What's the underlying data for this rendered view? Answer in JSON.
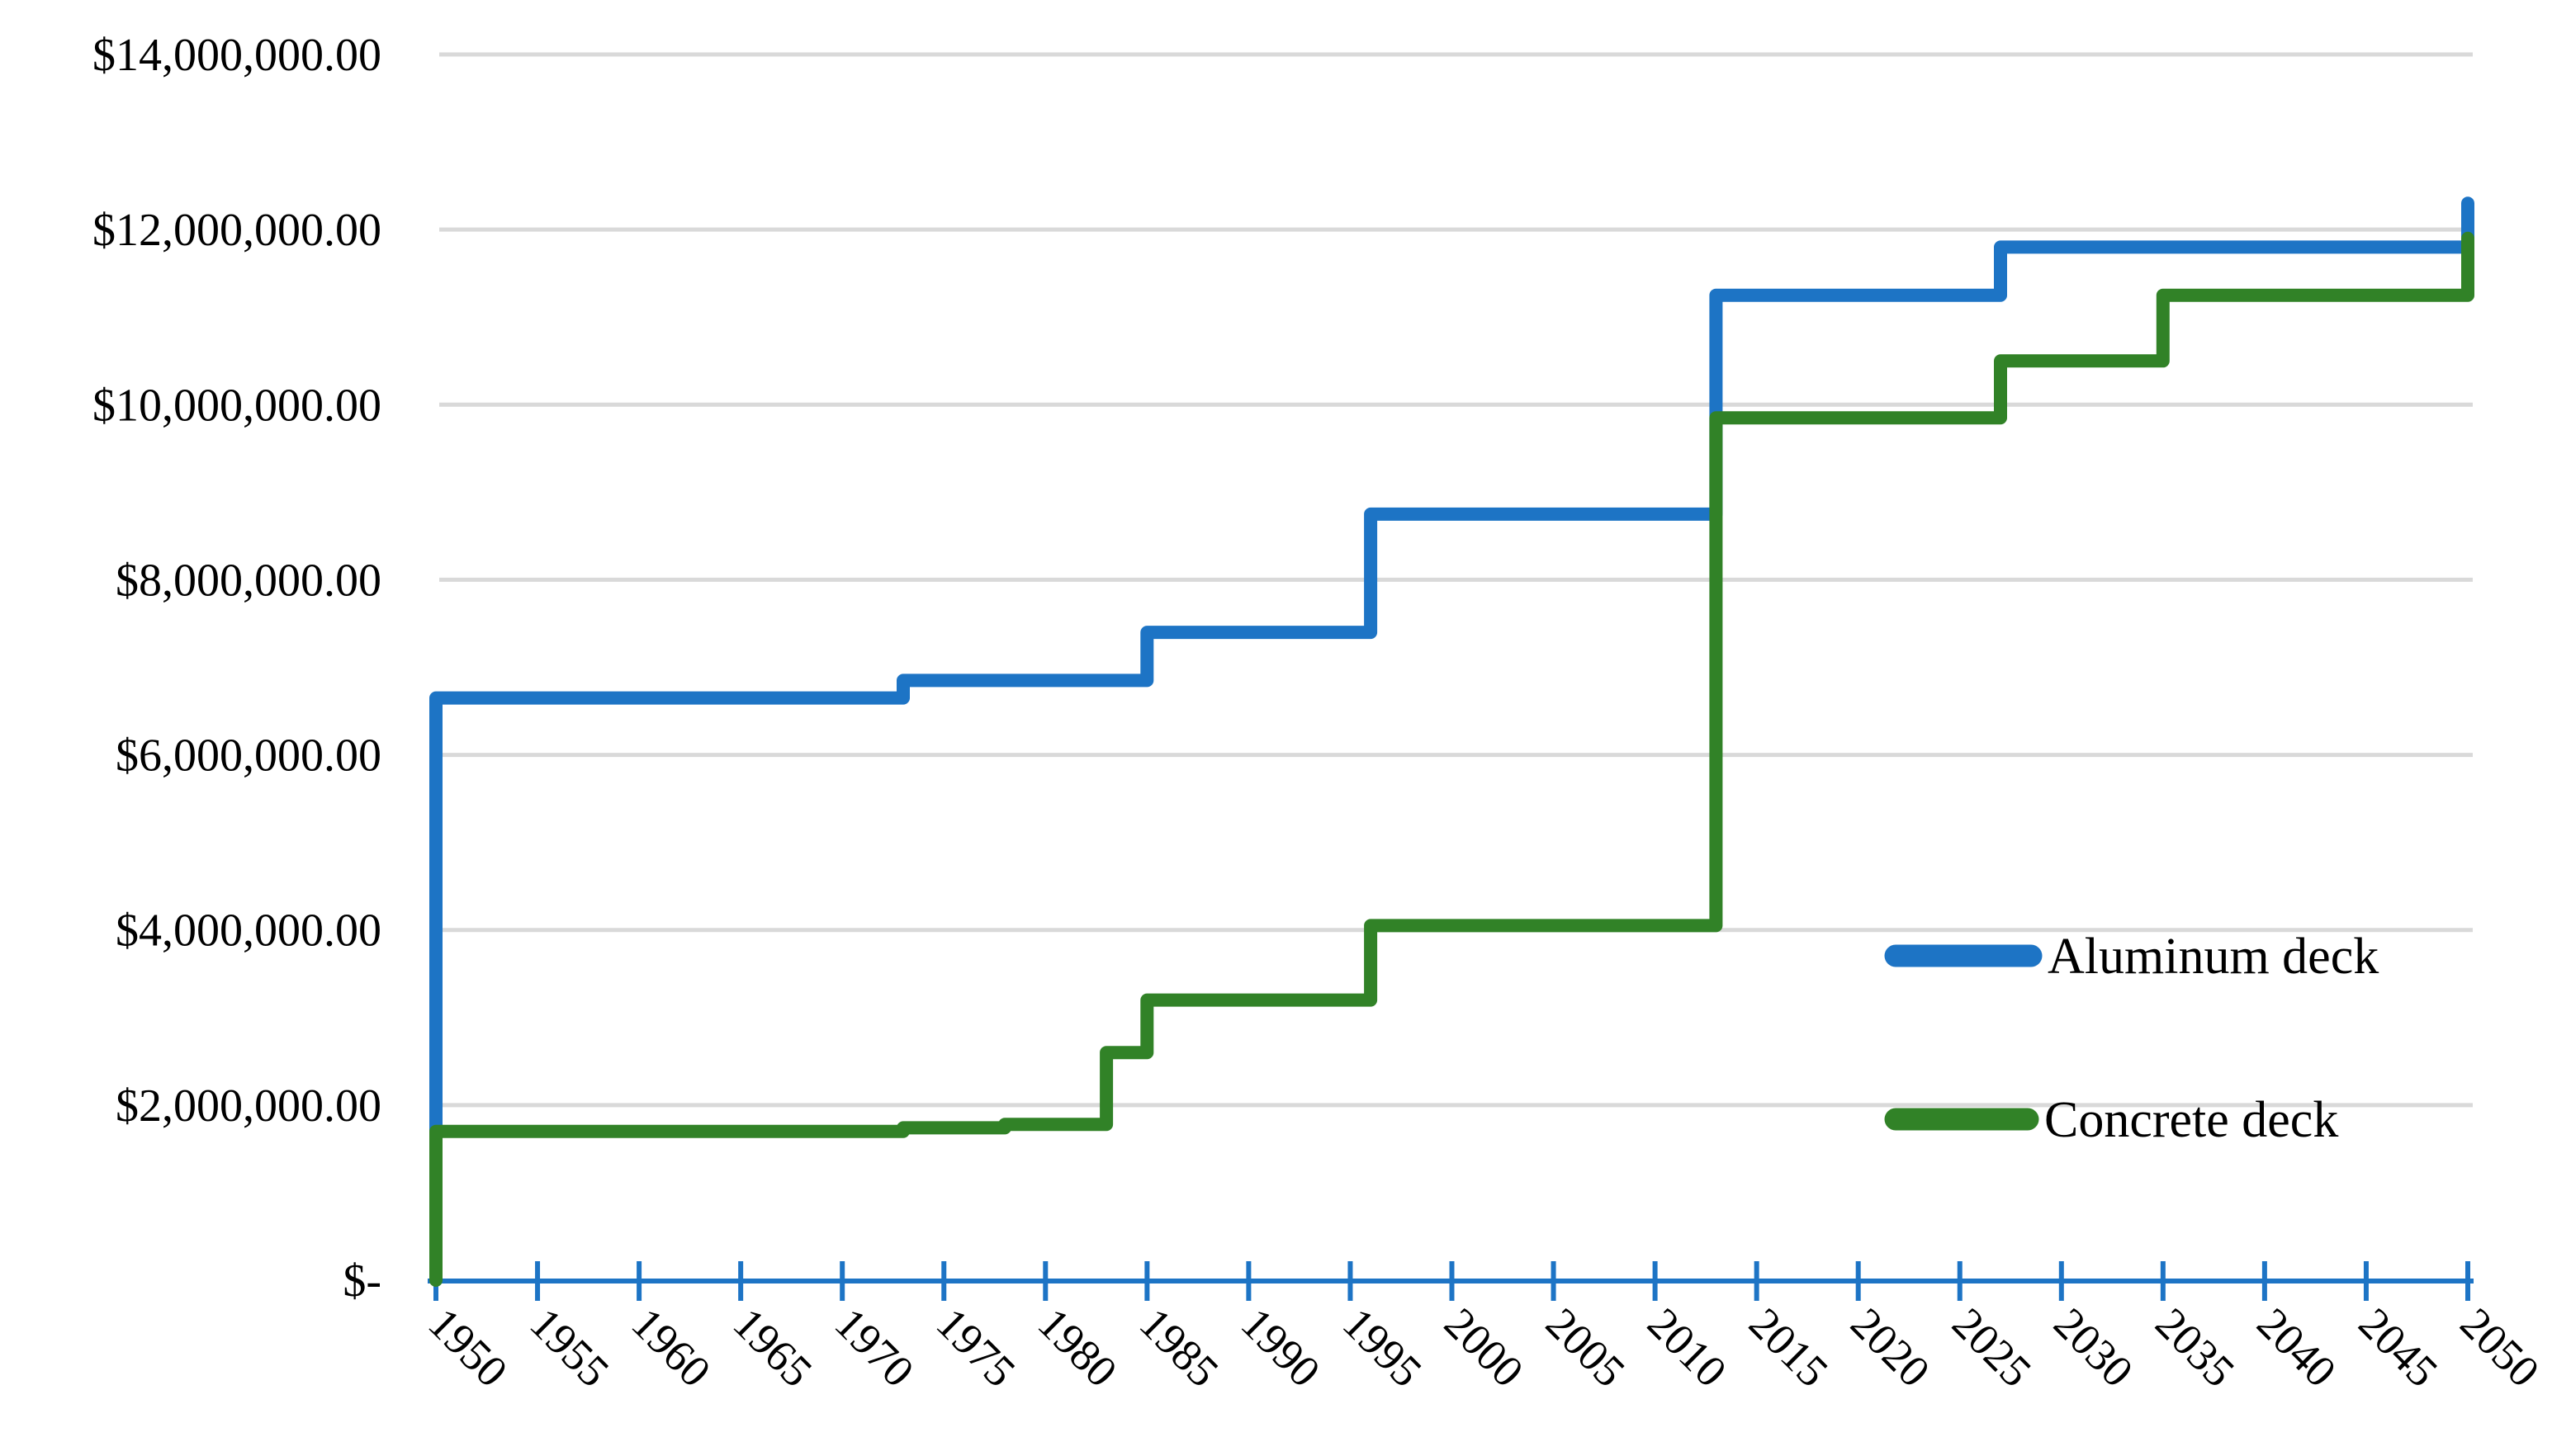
{
  "chart_data": {
    "type": "line",
    "subtype": "step",
    "title": "",
    "xlabel": "",
    "ylabel": "",
    "xlim": [
      1950,
      2050
    ],
    "ylim": [
      0,
      14000000
    ],
    "grid": "horizontal-only",
    "gridline_color": "#d9d9d9",
    "axis_line_color": "#1d74c5",
    "x_tick_years": [
      1950,
      1955,
      1960,
      1965,
      1970,
      1975,
      1980,
      1985,
      1990,
      1995,
      2000,
      2005,
      2010,
      2015,
      2020,
      2025,
      2030,
      2035,
      2040,
      2045,
      2050
    ],
    "x_tick_labels": [
      "1950",
      "1955",
      "1960",
      "1965",
      "1970",
      "1975",
      "1980",
      "1985",
      "1990",
      "1995",
      "2000",
      "2005",
      "2010",
      "2015",
      "2020",
      "2025",
      "2030",
      "2035",
      "2040",
      "2045",
      "2050"
    ],
    "y_tick_values": [
      0,
      2000000,
      4000000,
      6000000,
      8000000,
      10000000,
      12000000,
      14000000
    ],
    "y_tick_labels": [
      "$-",
      "$2,000,000.00",
      "$4,000,000.00",
      "$6,000,000.00",
      "$8,000,000.00",
      "$10,000,000.00",
      "$12,000,000.00",
      "$14,000,000.00"
    ],
    "x_label_rotation_deg": 45,
    "legend_position": "inside-right",
    "series": [
      {
        "name": "Aluminum deck",
        "color": "#1d74c5",
        "points": [
          [
            1950,
            0
          ],
          [
            1950,
            6650000
          ],
          [
            1973,
            6650000
          ],
          [
            1973,
            6850000
          ],
          [
            1985,
            6850000
          ],
          [
            1985,
            7400000
          ],
          [
            1996,
            7400000
          ],
          [
            1996,
            8750000
          ],
          [
            2013,
            8750000
          ],
          [
            2013,
            11250000
          ],
          [
            2027,
            11250000
          ],
          [
            2027,
            11800000
          ],
          [
            2050,
            11800000
          ],
          [
            2050,
            12300000
          ]
        ]
      },
      {
        "name": "Concrete deck",
        "color": "#318227",
        "points": [
          [
            1950,
            0
          ],
          [
            1950,
            1700000
          ],
          [
            1973,
            1700000
          ],
          [
            1973,
            1740000
          ],
          [
            1978,
            1740000
          ],
          [
            1978,
            1780000
          ],
          [
            1983,
            1780000
          ],
          [
            1983,
            2600000
          ],
          [
            1985,
            2600000
          ],
          [
            1985,
            3200000
          ],
          [
            1996,
            3200000
          ],
          [
            1996,
            4050000
          ],
          [
            2013,
            4050000
          ],
          [
            2013,
            9850000
          ],
          [
            2027,
            9850000
          ],
          [
            2027,
            10500000
          ],
          [
            2035,
            10500000
          ],
          [
            2035,
            11250000
          ],
          [
            2050,
            11250000
          ],
          [
            2050,
            11900000
          ]
        ]
      }
    ]
  },
  "legend": {
    "items": [
      {
        "label": "Aluminum deck",
        "color": "#1d74c5"
      },
      {
        "label": "Concrete deck",
        "color": "#318227"
      }
    ]
  }
}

◇ ◇ ◇ ◇

SET PROBLEM
Scan the lines for the string "Aluminum". Pick out every line that has it.

WRITTEN ANSWER
        "name": "Aluminum deck",
        "label": "Aluminum deck",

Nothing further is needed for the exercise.